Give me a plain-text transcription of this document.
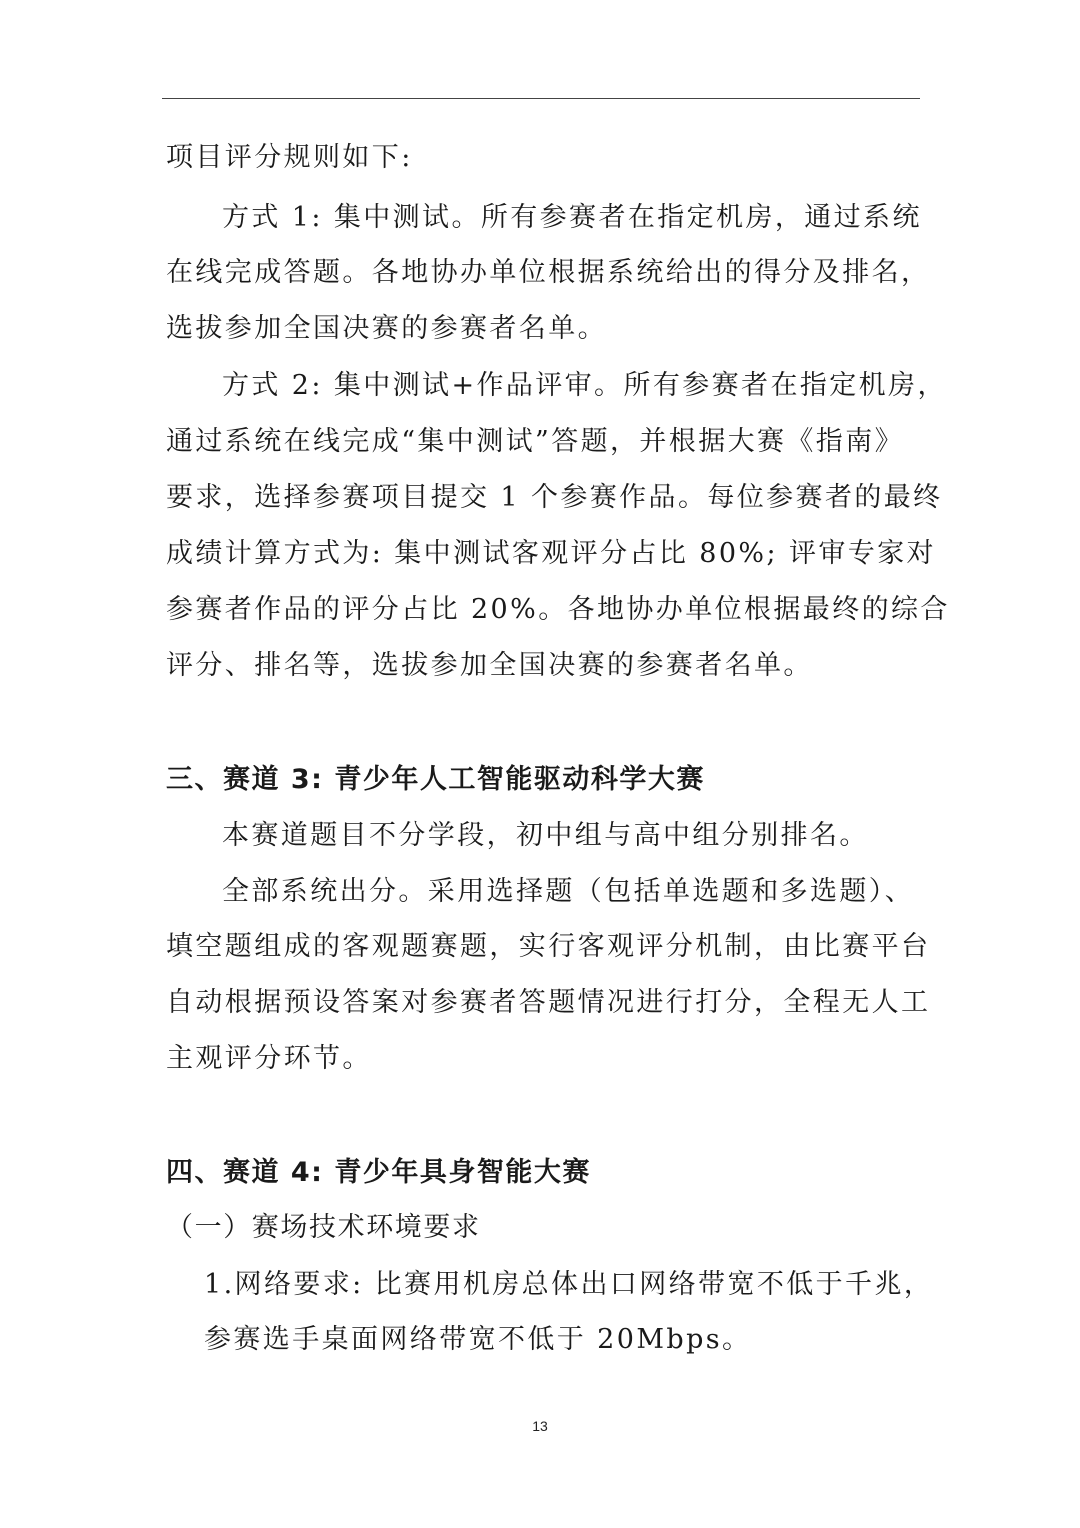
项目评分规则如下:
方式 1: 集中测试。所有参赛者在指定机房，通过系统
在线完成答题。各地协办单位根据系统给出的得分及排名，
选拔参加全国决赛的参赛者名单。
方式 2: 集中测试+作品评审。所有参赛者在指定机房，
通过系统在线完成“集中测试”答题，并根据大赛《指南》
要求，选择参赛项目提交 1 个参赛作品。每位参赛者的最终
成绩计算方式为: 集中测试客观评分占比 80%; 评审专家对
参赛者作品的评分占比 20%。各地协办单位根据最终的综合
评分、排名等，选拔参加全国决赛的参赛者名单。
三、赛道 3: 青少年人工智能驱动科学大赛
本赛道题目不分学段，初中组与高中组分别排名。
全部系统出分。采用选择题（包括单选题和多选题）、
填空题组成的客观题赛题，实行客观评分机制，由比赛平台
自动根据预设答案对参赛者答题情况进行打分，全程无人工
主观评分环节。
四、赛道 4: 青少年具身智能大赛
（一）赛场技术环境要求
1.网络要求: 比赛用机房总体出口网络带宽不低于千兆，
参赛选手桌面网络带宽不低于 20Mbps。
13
===
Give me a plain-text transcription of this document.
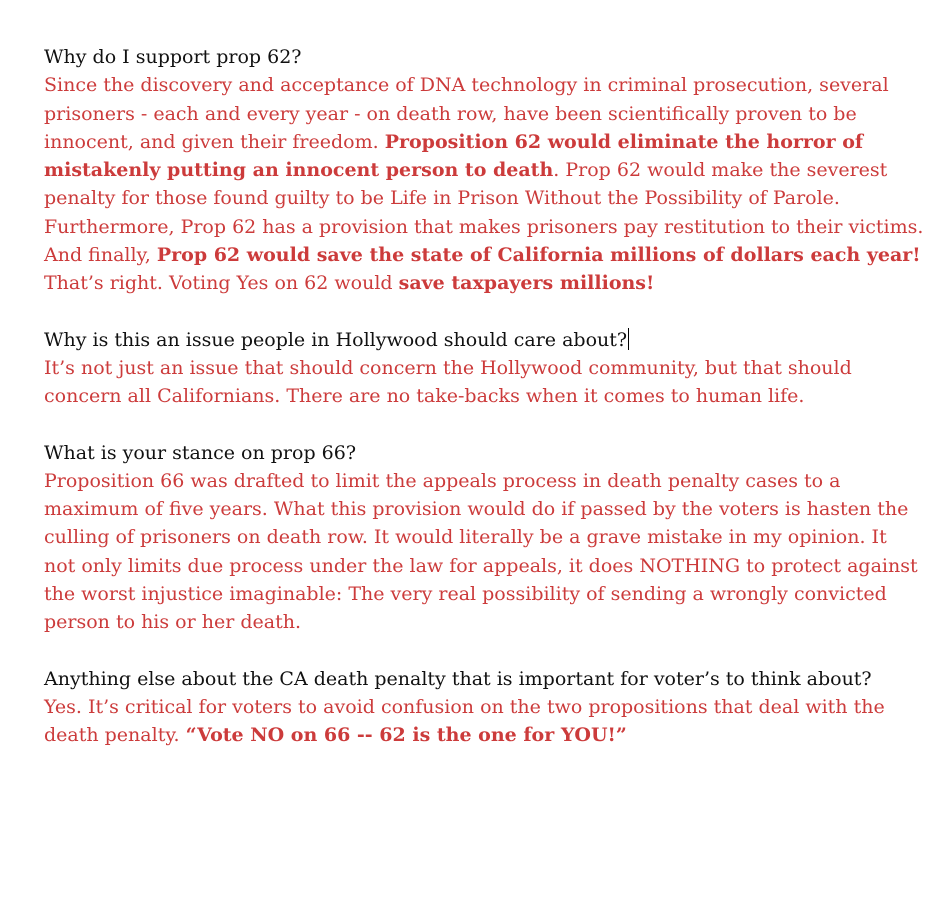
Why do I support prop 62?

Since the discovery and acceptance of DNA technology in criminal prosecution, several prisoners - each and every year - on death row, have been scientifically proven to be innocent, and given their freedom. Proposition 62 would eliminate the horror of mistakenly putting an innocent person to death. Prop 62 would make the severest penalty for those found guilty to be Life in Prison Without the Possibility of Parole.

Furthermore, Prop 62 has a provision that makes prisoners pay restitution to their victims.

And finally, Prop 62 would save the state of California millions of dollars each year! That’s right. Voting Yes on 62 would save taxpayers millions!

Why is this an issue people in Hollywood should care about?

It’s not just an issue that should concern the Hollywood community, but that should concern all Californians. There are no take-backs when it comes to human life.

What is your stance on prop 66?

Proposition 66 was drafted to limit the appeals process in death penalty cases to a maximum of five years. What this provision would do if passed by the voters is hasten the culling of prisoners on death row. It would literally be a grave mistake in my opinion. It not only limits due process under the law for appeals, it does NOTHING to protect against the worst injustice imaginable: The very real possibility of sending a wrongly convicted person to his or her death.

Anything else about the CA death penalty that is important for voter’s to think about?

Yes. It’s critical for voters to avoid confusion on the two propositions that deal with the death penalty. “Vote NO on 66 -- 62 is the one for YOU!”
===
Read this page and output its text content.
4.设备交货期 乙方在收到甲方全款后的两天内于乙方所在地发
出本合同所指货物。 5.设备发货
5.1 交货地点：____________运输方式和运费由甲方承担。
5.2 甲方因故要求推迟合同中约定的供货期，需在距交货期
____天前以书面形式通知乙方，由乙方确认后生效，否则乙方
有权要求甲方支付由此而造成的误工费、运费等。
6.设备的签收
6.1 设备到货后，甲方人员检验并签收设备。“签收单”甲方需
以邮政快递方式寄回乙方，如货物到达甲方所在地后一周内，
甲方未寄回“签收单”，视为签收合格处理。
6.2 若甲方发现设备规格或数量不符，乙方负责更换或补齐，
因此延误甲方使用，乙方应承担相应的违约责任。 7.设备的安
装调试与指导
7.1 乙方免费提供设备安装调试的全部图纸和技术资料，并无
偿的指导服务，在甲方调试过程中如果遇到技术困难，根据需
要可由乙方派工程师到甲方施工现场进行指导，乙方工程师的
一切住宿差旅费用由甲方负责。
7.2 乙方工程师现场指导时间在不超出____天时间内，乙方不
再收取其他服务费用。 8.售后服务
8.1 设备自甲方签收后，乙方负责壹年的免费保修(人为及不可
===
- _Required work_: Extract all lines containing the word "Hollywood".

- _Task output_:
Why is this an issue people in Hollywood should care about?
It’s not just an issue that should concern the Hollywood community, but that should concern all Californians. There are no take-backs when it comes to human life.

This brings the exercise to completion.